↓

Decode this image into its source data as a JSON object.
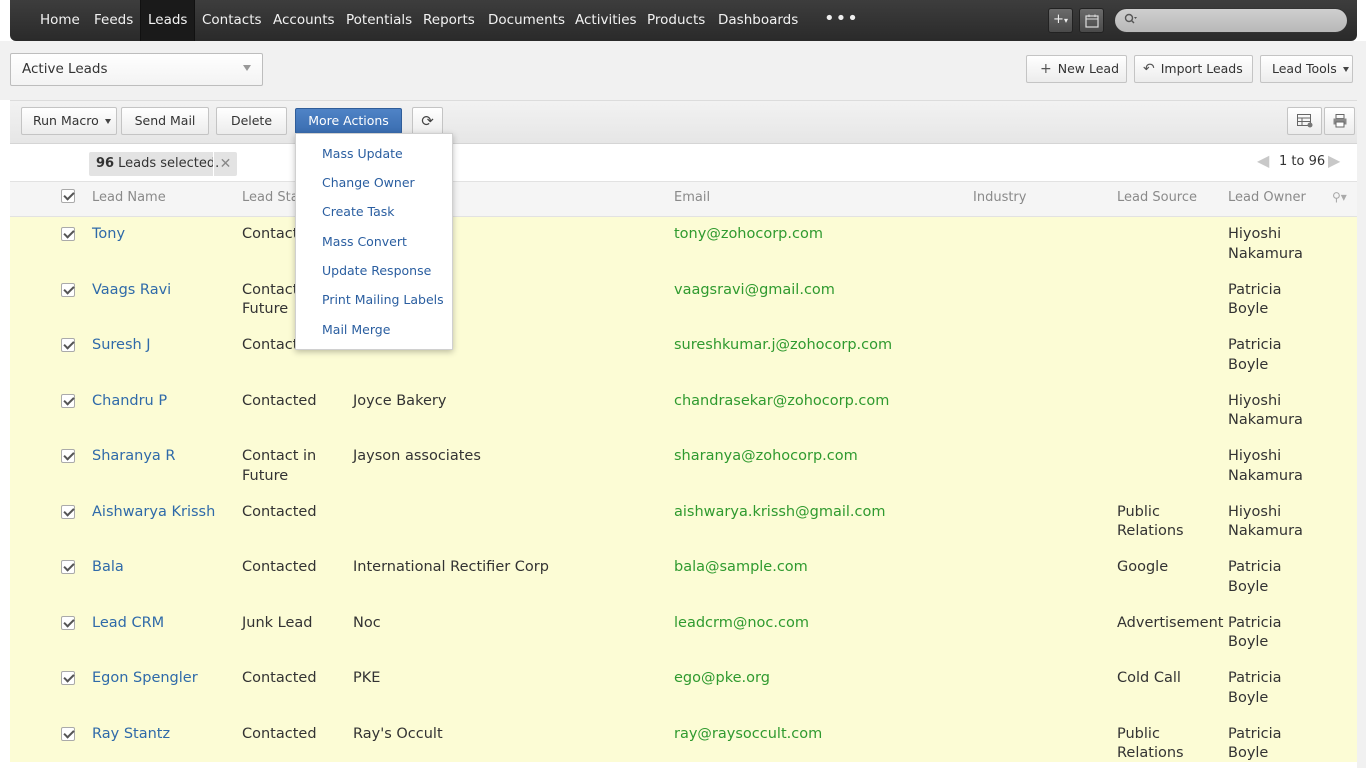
{
  "nav": {
    "items": [
      "Home",
      "Feeds",
      "Leads",
      "Contacts",
      "Accounts",
      "Potentials",
      "Reports",
      "Documents",
      "Activities",
      "Products",
      "Dashboards"
    ],
    "active": "Leads",
    "more": "•••"
  },
  "toolbar": {
    "view_select": "Active Leads",
    "new_lead": "New Lead",
    "import_leads": "Import Leads",
    "lead_tools": "Lead Tools",
    "run_macro": "Run Macro",
    "send_mail": "Send Mail",
    "delete": "Delete",
    "more_actions": "More Actions"
  },
  "selection": {
    "count": "96",
    "label": "Leads selected.",
    "pager": "1 to 96"
  },
  "columns": {
    "lead_name": "Lead Name",
    "lead_status": "Lead Sta",
    "email": "Email",
    "industry": "Industry",
    "lead_source": "Lead Source",
    "lead_owner": "Lead Owner"
  },
  "rows": [
    {
      "name": "Tony",
      "status": "Contacte",
      "status2": "",
      "company": "",
      "email": "tony@zohocorp.com",
      "source": "",
      "source2": "",
      "owner1": "Hiyoshi",
      "owner2": "Nakamura"
    },
    {
      "name": "Vaags Ravi",
      "status": "Contact",
      "status2": "Future",
      "company": "nces",
      "email": "vaagsravi@gmail.com",
      "source": "",
      "source2": "",
      "owner1": "Patricia",
      "owner2": "Boyle"
    },
    {
      "name": "Suresh J",
      "status": "Contacte",
      "status2": "",
      "company": "",
      "email": "sureshkumar.j@zohocorp.com",
      "source": "",
      "source2": "",
      "owner1": "Patricia",
      "owner2": "Boyle"
    },
    {
      "name": "Chandru P",
      "status": "Contacted",
      "status2": "",
      "company": "Joyce Bakery",
      "email": "chandrasekar@zohocorp.com",
      "source": "",
      "source2": "",
      "owner1": "Hiyoshi",
      "owner2": "Nakamura"
    },
    {
      "name": "Sharanya R",
      "status": "Contact in",
      "status2": "Future",
      "company": "Jayson associates",
      "email": "sharanya@zohocorp.com",
      "source": "",
      "source2": "",
      "owner1": "Hiyoshi",
      "owner2": "Nakamura"
    },
    {
      "name": "Aishwarya Krissh",
      "status": "Contacted",
      "status2": "",
      "company": "",
      "email": "aishwarya.krissh@gmail.com",
      "source": "Public",
      "source2": "Relations",
      "owner1": "Hiyoshi",
      "owner2": "Nakamura"
    },
    {
      "name": "Bala",
      "status": "Contacted",
      "status2": "",
      "company": "International Rectifier Corp",
      "email": "bala@sample.com",
      "source": "Google",
      "source2": "",
      "owner1": "Patricia",
      "owner2": "Boyle"
    },
    {
      "name": "Lead CRM",
      "status": "Junk Lead",
      "status2": "",
      "company": "Noc",
      "email": "leadcrm@noc.com",
      "source": "Advertisement",
      "source2": "",
      "owner1": "Patricia",
      "owner2": "Boyle"
    },
    {
      "name": "Egon Spengler",
      "status": "Contacted",
      "status2": "",
      "company": "PKE",
      "email": "ego@pke.org",
      "source": "Cold Call",
      "source2": "",
      "owner1": "Patricia",
      "owner2": "Boyle"
    },
    {
      "name": "Ray Stantz",
      "status": "Contacted",
      "status2": "",
      "company": "Ray's Occult",
      "email": "ray@raysoccult.com",
      "source": "Public",
      "source2": "Relations",
      "owner1": "Patricia",
      "owner2": "Boyle"
    }
  ],
  "menu": {
    "items": [
      "Mass Update",
      "Change Owner",
      "Create Task",
      "Mass Convert",
      "Update Response",
      "Print Mailing Labels",
      "Mail Merge"
    ]
  }
}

↑

What is needed.
Repeat verbatim all the material, but not the pictures.

Task result.
Decode this image into its source data as a JSON object.
{
  "nav": {
    "items": [
      "Home",
      "Feeds",
      "Leads",
      "Contacts",
      "Accounts",
      "Potentials",
      "Reports",
      "Documents",
      "Activities",
      "Products",
      "Dashboards"
    ],
    "active": "Leads",
    "more": "•••"
  },
  "toolbar": {
    "view_select": "Active Leads",
    "new_lead": "New Lead",
    "import_leads": "Import Leads",
    "lead_tools": "Lead Tools",
    "run_macro": "Run Macro",
    "send_mail": "Send Mail",
    "delete": "Delete",
    "more_actions": "More Actions"
  },
  "selection": {
    "count": "96",
    "label": "Leads selected.",
    "pager": "1 to 96"
  },
  "columns": {
    "lead_name": "Lead Name",
    "lead_status": "Lead Sta",
    "email": "Email",
    "industry": "Industry",
    "lead_source": "Lead Source",
    "lead_owner": "Lead Owner"
  },
  "rows": [
    {
      "name": "Tony",
      "status": "Contacte",
      "status2": "",
      "company": "",
      "email": "tony@zohocorp.com",
      "source": "",
      "source2": "",
      "owner1": "Hiyoshi",
      "owner2": "Nakamura"
    },
    {
      "name": "Vaags Ravi",
      "status": "Contact",
      "status2": "Future",
      "company": "nces",
      "email": "vaagsravi@gmail.com",
      "source": "",
      "source2": "",
      "owner1": "Patricia",
      "owner2": "Boyle"
    },
    {
      "name": "Suresh J",
      "status": "Contacte",
      "status2": "",
      "company": "",
      "email": "sureshkumar.j@zohocorp.com",
      "source": "",
      "source2": "",
      "owner1": "Patricia",
      "owner2": "Boyle"
    },
    {
      "name": "Chandru P",
      "status": "Contacted",
      "status2": "",
      "company": "Joyce Bakery",
      "email": "chandrasekar@zohocorp.com",
      "source": "",
      "source2": "",
      "owner1": "Hiyoshi",
      "owner2": "Nakamura"
    },
    {
      "name": "Sharanya R",
      "status": "Contact in",
      "status2": "Future",
      "company": "Jayson associates",
      "email": "sharanya@zohocorp.com",
      "source": "",
      "source2": "",
      "owner1": "Hiyoshi",
      "owner2": "Nakamura"
    },
    {
      "name": "Aishwarya Krissh",
      "status": "Contacted",
      "status2": "",
      "company": "",
      "email": "aishwarya.krissh@gmail.com",
      "source": "Public",
      "source2": "Relations",
      "owner1": "Hiyoshi",
      "owner2": "Nakamura"
    },
    {
      "name": "Bala",
      "status": "Contacted",
      "status2": "",
      "company": "International Rectifier Corp",
      "email": "bala@sample.com",
      "source": "Google",
      "source2": "",
      "owner1": "Patricia",
      "owner2": "Boyle"
    },
    {
      "name": "Lead CRM",
      "status": "Junk Lead",
      "status2": "",
      "company": "Noc",
      "email": "leadcrm@noc.com",
      "source": "Advertisement",
      "source2": "",
      "owner1": "Patricia",
      "owner2": "Boyle"
    },
    {
      "name": "Egon Spengler",
      "status": "Contacted",
      "status2": "",
      "company": "PKE",
      "email": "ego@pke.org",
      "source": "Cold Call",
      "source2": "",
      "owner1": "Patricia",
      "owner2": "Boyle"
    },
    {
      "name": "Ray Stantz",
      "status": "Contacted",
      "status2": "",
      "company": "Ray's Occult",
      "email": "ray@raysoccult.com",
      "source": "Public",
      "source2": "Relations",
      "owner1": "Patricia",
      "owner2": "Boyle"
    }
  ],
  "menu": {
    "items": [
      "Mass Update",
      "Change Owner",
      "Create Task",
      "Mass Convert",
      "Update Response",
      "Print Mailing Labels",
      "Mail Merge"
    ]
  }
}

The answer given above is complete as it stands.